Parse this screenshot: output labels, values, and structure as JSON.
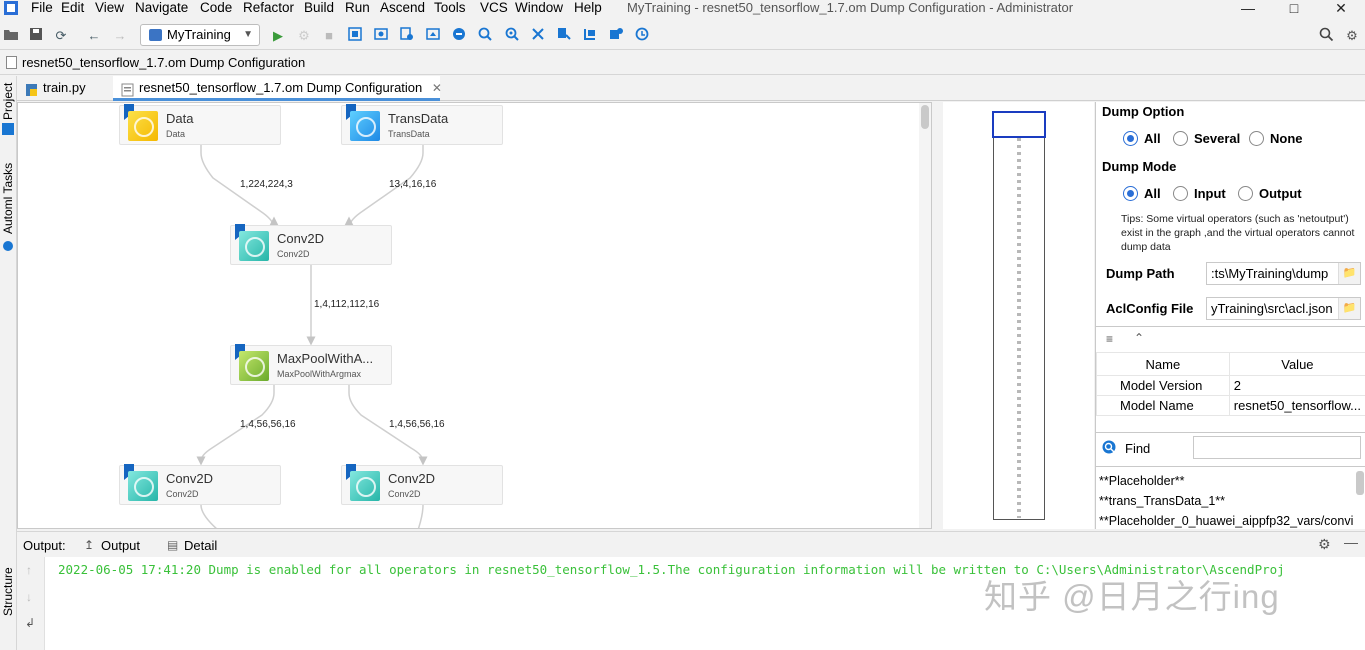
{
  "menu": {
    "items": [
      "File",
      "Edit",
      "View",
      "Navigate",
      "Code",
      "Refactor",
      "Build",
      "Run",
      "Ascend",
      "Tools",
      "VCS",
      "Window",
      "Help"
    ],
    "window_title": "MyTraining - resnet50_tensorflow_1.7.om Dump Configuration - Administrator"
  },
  "toolbar": {
    "run_config": "MyTraining"
  },
  "breadcrumb": "resnet50_tensorflow_1.7.om Dump Configuration",
  "left_strip": {
    "project": "Project",
    "tasks": "Automl Tasks",
    "structure": "Structure"
  },
  "tabs": [
    {
      "label": "train.py"
    },
    {
      "label": "resnet50_tensorflow_1.7.om Dump Configuration"
    }
  ],
  "graph": {
    "nodes": [
      {
        "title": "Data",
        "sub": "Data",
        "color": "#f5c518"
      },
      {
        "title": "TransData",
        "sub": "TransData",
        "color": "#29b6f6"
      },
      {
        "title": "Conv2D",
        "sub": "Conv2D",
        "color": "#4dd0c4"
      },
      {
        "title": "MaxPoolWithA...",
        "sub": "MaxPoolWithArgmax",
        "color": "#8bc34a"
      },
      {
        "title": "Conv2D",
        "sub": "Conv2D",
        "color": "#4dd0c4"
      },
      {
        "title": "Conv2D",
        "sub": "Conv2D",
        "color": "#4dd0c4"
      }
    ],
    "edges": [
      "1,224,224,3",
      "13,4,16,16",
      "1,4,112,112,16",
      "1,4,56,56,16",
      "1,4,56,56,16"
    ]
  },
  "dump": {
    "option_title": "Dump Option",
    "options": [
      "All",
      "Several",
      "None"
    ],
    "option_selected": "All",
    "mode_title": "Dump Mode",
    "modes": [
      "All",
      "Input",
      "Output"
    ],
    "mode_selected": "All",
    "tips": "Tips: Some virtual operators (such as 'netoutput') exist in the graph ,and the virtual operators cannot dump data",
    "path_label": "Dump Path",
    "path_value": ":ts\\MyTraining\\dump",
    "aclconfig_label": "AclConfig File",
    "aclconfig_value": "yTraining\\src\\acl.json"
  },
  "properties": {
    "headers": [
      "Name",
      "Value"
    ],
    "rows": [
      {
        "name": "Model Version",
        "value": "2"
      },
      {
        "name": "Model Name",
        "value": "resnet50_tensorflow..."
      }
    ]
  },
  "find": {
    "label": "Find",
    "value": "",
    "results": [
      "**Placeholder**",
      "**trans_TransData_1**",
      "**Placeholder_0_huawei_aippfp32_vars/convi"
    ]
  },
  "output": {
    "title": "Output:",
    "tabs": [
      "Output",
      "Detail"
    ],
    "line": "2022-06-05 17:41:20  Dump is enabled for all operators in resnet50_tensorflow_1.5.The configuration information will be written to C:\\Users\\Administrator\\AscendProj"
  },
  "watermark": "知乎 @日月之行ing",
  "colors": {
    "accent": "#2a6ed6",
    "output_text": "#3ac13a",
    "minimap_selection": "#1a3cc0"
  }
}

▸ **GIVEN TASK**: All the lines above are to be given again exactly as they read, with the pictures removed.

▸ **ANSWER TO THIS EXERCISE**:
Parse this screenshot: output labels, values, and structure as JSON.
{
  "menu": {
    "items": [
      "File",
      "Edit",
      "View",
      "Navigate",
      "Code",
      "Refactor",
      "Build",
      "Run",
      "Ascend",
      "Tools",
      "VCS",
      "Window",
      "Help"
    ],
    "window_title": "MyTraining - resnet50_tensorflow_1.7.om Dump Configuration - Administrator"
  },
  "toolbar": {
    "run_config": "MyTraining"
  },
  "breadcrumb": "resnet50_tensorflow_1.7.om Dump Configuration",
  "left_strip": {
    "project": "Project",
    "tasks": "Automl Tasks",
    "structure": "Structure"
  },
  "tabs": [
    {
      "label": "train.py"
    },
    {
      "label": "resnet50_tensorflow_1.7.om Dump Configuration"
    }
  ],
  "graph": {
    "nodes": [
      {
        "title": "Data",
        "sub": "Data",
        "color": "#f5c518"
      },
      {
        "title": "TransData",
        "sub": "TransData",
        "color": "#29b6f6"
      },
      {
        "title": "Conv2D",
        "sub": "Conv2D",
        "color": "#4dd0c4"
      },
      {
        "title": "MaxPoolWithA...",
        "sub": "MaxPoolWithArgmax",
        "color": "#8bc34a"
      },
      {
        "title": "Conv2D",
        "sub": "Conv2D",
        "color": "#4dd0c4"
      },
      {
        "title": "Conv2D",
        "sub": "Conv2D",
        "color": "#4dd0c4"
      }
    ],
    "edges": [
      "1,224,224,3",
      "13,4,16,16",
      "1,4,112,112,16",
      "1,4,56,56,16",
      "1,4,56,56,16"
    ]
  },
  "dump": {
    "option_title": "Dump Option",
    "options": [
      "All",
      "Several",
      "None"
    ],
    "option_selected": "All",
    "mode_title": "Dump Mode",
    "modes": [
      "All",
      "Input",
      "Output"
    ],
    "mode_selected": "All",
    "tips": "Tips: Some virtual operators (such as 'netoutput') exist in the graph ,and the virtual operators cannot dump data",
    "path_label": "Dump Path",
    "path_value": ":ts\\MyTraining\\dump",
    "aclconfig_label": "AclConfig File",
    "aclconfig_value": "yTraining\\src\\acl.json"
  },
  "properties": {
    "headers": [
      "Name",
      "Value"
    ],
    "rows": [
      {
        "name": "Model Version",
        "value": "2"
      },
      {
        "name": "Model Name",
        "value": "resnet50_tensorflow..."
      }
    ]
  },
  "find": {
    "label": "Find",
    "value": "",
    "results": [
      "**Placeholder**",
      "**trans_TransData_1**",
      "**Placeholder_0_huawei_aippfp32_vars/convi"
    ]
  },
  "output": {
    "title": "Output:",
    "tabs": [
      "Output",
      "Detail"
    ],
    "line": "2022-06-05 17:41:20  Dump is enabled for all operators in resnet50_tensorflow_1.5.The configuration information will be written to C:\\Users\\Administrator\\AscendProj"
  },
  "watermark": "知乎 @日月之行ing",
  "colors": {
    "accent": "#2a6ed6",
    "output_text": "#3ac13a",
    "minimap_selection": "#1a3cc0"
  }
}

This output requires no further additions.